→ WHAT NEEDS TO BE DONE
Would you retype all of these records exactly?

::: RECORDED DATA

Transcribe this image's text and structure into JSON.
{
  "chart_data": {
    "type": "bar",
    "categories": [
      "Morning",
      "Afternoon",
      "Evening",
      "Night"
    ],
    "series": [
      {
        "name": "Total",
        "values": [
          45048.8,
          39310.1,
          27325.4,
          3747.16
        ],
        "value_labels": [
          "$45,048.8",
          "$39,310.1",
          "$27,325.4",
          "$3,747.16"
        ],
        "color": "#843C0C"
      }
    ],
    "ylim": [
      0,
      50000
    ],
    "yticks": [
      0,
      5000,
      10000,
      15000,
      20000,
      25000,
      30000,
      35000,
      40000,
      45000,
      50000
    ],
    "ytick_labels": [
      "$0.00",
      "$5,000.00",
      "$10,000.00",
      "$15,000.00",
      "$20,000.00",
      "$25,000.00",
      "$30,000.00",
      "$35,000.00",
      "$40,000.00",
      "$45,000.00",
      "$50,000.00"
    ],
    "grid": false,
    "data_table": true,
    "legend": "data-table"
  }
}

::::::

→ FINAL RESULT
Transcribe this image's text and structure into JSON.
{
  "chart_data": {
    "type": "bar",
    "categories": [
      "Morning",
      "Afternoon",
      "Evening",
      "Night"
    ],
    "series": [
      {
        "name": "Total",
        "values": [
          45048.8,
          39310.1,
          27325.4,
          3747.16
        ],
        "value_labels": [
          "$45,048.8",
          "$39,310.1",
          "$27,325.4",
          "$3,747.16"
        ],
        "color": "#843C0C"
      }
    ],
    "ylim": [
      0,
      50000
    ],
    "yticks": [
      0,
      5000,
      10000,
      15000,
      20000,
      25000,
      30000,
      35000,
      40000,
      45000,
      50000
    ],
    "ytick_labels": [
      "$0.00",
      "$5,000.00",
      "$10,000.00",
      "$15,000.00",
      "$20,000.00",
      "$25,000.00",
      "$30,000.00",
      "$35,000.00",
      "$40,000.00",
      "$45,000.00",
      "$50,000.00"
    ],
    "grid": false,
    "data_table": true,
    "legend": "data-table"
  }
}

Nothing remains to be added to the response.